**Task objective**
Go through the records and give each one again exactly.
________________________
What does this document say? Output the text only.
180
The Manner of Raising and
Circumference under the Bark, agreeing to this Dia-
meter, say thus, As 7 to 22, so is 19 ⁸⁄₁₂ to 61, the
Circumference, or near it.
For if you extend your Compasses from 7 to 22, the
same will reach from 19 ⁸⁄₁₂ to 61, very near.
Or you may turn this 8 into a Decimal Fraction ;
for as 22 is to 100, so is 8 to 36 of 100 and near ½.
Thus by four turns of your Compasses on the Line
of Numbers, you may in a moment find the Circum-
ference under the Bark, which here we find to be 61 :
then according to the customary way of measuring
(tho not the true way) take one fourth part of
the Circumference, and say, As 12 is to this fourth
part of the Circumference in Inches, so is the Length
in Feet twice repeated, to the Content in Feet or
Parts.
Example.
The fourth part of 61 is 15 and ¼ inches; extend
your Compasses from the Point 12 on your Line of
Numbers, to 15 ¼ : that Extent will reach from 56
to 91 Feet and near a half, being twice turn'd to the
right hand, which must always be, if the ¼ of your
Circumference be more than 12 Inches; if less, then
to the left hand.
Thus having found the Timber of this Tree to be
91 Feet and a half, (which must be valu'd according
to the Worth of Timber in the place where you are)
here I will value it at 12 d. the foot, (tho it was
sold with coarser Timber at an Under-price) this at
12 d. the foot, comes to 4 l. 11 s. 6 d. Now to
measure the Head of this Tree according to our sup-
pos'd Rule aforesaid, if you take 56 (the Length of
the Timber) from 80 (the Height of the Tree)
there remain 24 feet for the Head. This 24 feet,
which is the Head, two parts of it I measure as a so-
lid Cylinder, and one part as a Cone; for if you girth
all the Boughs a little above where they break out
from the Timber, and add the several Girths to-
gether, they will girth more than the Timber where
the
________________________
**Solved exercise**
What does this document say? Output the text only.
180
The Manner of Raising and
Circumference under the Bark, agreeing to this Dia-
meter, say thus, As 7 to 22, so is 19 ⁸⁄₁₂ to 61, the
Circumference, or near it.
For if you extend your Compasses from 7 to 22, the
same will reach from 19 ⁸⁄₁₂ to 61, very near.
Or you may turn this 8 into a Decimal Fraction ;
for as 22 is to 100, so is 8 to 36 of 100 and near ½.
Thus by four turns of your Compasses on the Line
of Numbers, you may in a moment find the Circum-
ference under the Bark, which here we find to be 61 :
then according to the customary way of measuring
(tho not the true way) take one fourth part of
the Circumference, and say, As 12 is to this fourth
part of the Circumference in Inches, so is the Length
in Feet twice repeated, to the Content in Feet or
Parts.
Example.
The fourth part of 61 is 15 and ¼ inches; extend
your Compasses from the Point 12 on your Line of
Numbers, to 15 ¼ : that Extent will reach from 56
to 91 Feet and near a half, being twice turn'd to the
right hand, which must always be, if the ¼ of your
Circumference be more than 12 Inches; if less, then
to the left hand.
Thus having found the Timber of this Tree to be
91 Feet and a half, (which must be valu'd according
to the Worth of Timber in the place where you are)
here I will value it at 12 d. the foot, (tho it was
sold with coarser Timber at an Under-price) this at
12 d. the foot, comes to 4 l. 11 s. 6 d. Now to
measure the Head of this Tree according to our sup-
pos'd Rule aforesaid, if you take 56 (the Length of
the Timber) from 80 (the Height of the Tree)
there remain 24 feet for the Head. This 24 feet,
which is the Head, two parts of it I measure as a so-
lid Cylinder, and one part as a Cone; for if you girth
all the Boughs a little above where they break out
from the Timber, and add the several Girths to-
gether, they will girth more than the Timber where
the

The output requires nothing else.